» **SET TASK**: Copy every record below exactly.

» **DATASET CONTENT**:

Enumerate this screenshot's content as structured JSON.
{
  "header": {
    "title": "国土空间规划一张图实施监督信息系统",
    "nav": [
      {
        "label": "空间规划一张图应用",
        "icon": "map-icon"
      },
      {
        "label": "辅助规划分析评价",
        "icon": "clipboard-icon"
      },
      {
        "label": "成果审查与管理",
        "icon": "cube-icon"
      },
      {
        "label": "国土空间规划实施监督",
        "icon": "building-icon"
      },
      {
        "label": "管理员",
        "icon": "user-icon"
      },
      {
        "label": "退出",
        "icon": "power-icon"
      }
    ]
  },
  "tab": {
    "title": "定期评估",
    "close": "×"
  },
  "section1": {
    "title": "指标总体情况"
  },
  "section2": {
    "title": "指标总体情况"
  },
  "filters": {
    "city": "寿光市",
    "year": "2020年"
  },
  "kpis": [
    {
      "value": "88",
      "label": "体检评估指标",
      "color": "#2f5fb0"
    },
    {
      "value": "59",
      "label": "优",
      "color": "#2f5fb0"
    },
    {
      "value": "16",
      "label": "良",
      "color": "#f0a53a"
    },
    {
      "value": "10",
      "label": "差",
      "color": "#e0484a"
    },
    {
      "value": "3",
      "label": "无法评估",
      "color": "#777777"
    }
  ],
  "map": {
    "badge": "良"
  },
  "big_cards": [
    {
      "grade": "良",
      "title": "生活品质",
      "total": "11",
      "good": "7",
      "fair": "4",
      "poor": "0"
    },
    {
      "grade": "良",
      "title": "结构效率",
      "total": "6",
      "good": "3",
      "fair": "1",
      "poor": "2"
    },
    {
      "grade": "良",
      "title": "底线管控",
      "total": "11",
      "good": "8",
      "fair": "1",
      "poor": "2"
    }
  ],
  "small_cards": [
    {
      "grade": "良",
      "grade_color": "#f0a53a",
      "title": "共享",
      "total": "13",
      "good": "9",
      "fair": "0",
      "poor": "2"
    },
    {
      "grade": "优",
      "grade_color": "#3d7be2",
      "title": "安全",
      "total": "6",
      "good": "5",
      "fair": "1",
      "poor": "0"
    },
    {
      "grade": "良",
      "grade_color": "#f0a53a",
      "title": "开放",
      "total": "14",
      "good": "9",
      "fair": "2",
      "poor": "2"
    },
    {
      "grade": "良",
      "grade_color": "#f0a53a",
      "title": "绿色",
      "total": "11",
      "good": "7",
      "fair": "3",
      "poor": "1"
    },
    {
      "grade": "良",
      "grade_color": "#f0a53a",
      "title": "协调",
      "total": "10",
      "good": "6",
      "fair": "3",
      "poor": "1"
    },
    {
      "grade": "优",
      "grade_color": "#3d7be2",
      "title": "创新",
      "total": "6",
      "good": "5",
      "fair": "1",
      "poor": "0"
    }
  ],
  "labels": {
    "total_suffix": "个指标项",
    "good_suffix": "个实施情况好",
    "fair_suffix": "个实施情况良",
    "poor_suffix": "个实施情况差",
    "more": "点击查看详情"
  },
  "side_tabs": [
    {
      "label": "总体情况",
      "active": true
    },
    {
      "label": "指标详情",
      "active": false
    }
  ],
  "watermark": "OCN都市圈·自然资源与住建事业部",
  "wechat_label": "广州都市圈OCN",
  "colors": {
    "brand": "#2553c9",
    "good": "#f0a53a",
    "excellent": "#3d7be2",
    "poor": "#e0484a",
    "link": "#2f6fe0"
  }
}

» **RESULT**:
Enumerate this screenshot's content as structured JSON.
{
  "header": {
    "title": "国土空间规划一张图实施监督信息系统",
    "nav": [
      {
        "label": "空间规划一张图应用",
        "icon": "map-icon"
      },
      {
        "label": "辅助规划分析评价",
        "icon": "clipboard-icon"
      },
      {
        "label": "成果审查与管理",
        "icon": "cube-icon"
      },
      {
        "label": "国土空间规划实施监督",
        "icon": "building-icon"
      },
      {
        "label": "管理员",
        "icon": "user-icon"
      },
      {
        "label": "退出",
        "icon": "power-icon"
      }
    ]
  },
  "tab": {
    "title": "定期评估",
    "close": "×"
  },
  "section1": {
    "title": "指标总体情况"
  },
  "section2": {
    "title": "指标总体情况"
  },
  "filters": {
    "city": "寿光市",
    "year": "2020年"
  },
  "kpis": [
    {
      "value": "88",
      "label": "体检评估指标",
      "color": "#2f5fb0"
    },
    {
      "value": "59",
      "label": "优",
      "color": "#2f5fb0"
    },
    {
      "value": "16",
      "label": "良",
      "color": "#f0a53a"
    },
    {
      "value": "10",
      "label": "差",
      "color": "#e0484a"
    },
    {
      "value": "3",
      "label": "无法评估",
      "color": "#777777"
    }
  ],
  "map": {
    "badge": "良"
  },
  "big_cards": [
    {
      "grade": "良",
      "title": "生活品质",
      "total": "11",
      "good": "7",
      "fair": "4",
      "poor": "0"
    },
    {
      "grade": "良",
      "title": "结构效率",
      "total": "6",
      "good": "3",
      "fair": "1",
      "poor": "2"
    },
    {
      "grade": "良",
      "title": "底线管控",
      "total": "11",
      "good": "8",
      "fair": "1",
      "poor": "2"
    }
  ],
  "small_cards": [
    {
      "grade": "良",
      "grade_color": "#f0a53a",
      "title": "共享",
      "total": "13",
      "good": "9",
      "fair": "0",
      "poor": "2"
    },
    {
      "grade": "优",
      "grade_color": "#3d7be2",
      "title": "安全",
      "total": "6",
      "good": "5",
      "fair": "1",
      "poor": "0"
    },
    {
      "grade": "良",
      "grade_color": "#f0a53a",
      "title": "开放",
      "total": "14",
      "good": "9",
      "fair": "2",
      "poor": "2"
    },
    {
      "grade": "良",
      "grade_color": "#f0a53a",
      "title": "绿色",
      "total": "11",
      "good": "7",
      "fair": "3",
      "poor": "1"
    },
    {
      "grade": "良",
      "grade_color": "#f0a53a",
      "title": "协调",
      "total": "10",
      "good": "6",
      "fair": "3",
      "poor": "1"
    },
    {
      "grade": "优",
      "grade_color": "#3d7be2",
      "title": "创新",
      "total": "6",
      "good": "5",
      "fair": "1",
      "poor": "0"
    }
  ],
  "labels": {
    "total_suffix": "个指标项",
    "good_suffix": "个实施情况好",
    "fair_suffix": "个实施情况良",
    "poor_suffix": "个实施情况差",
    "more": "点击查看详情"
  },
  "side_tabs": [
    {
      "label": "总体情况",
      "active": true
    },
    {
      "label": "指标详情",
      "active": false
    }
  ],
  "watermark": "OCN都市圈·自然资源与住建事业部",
  "wechat_label": "广州都市圈OCN",
  "colors": {
    "brand": "#2553c9",
    "good": "#f0a53a",
    "excellent": "#3d7be2",
    "poor": "#e0484a",
    "link": "#2f6fe0"
  }
}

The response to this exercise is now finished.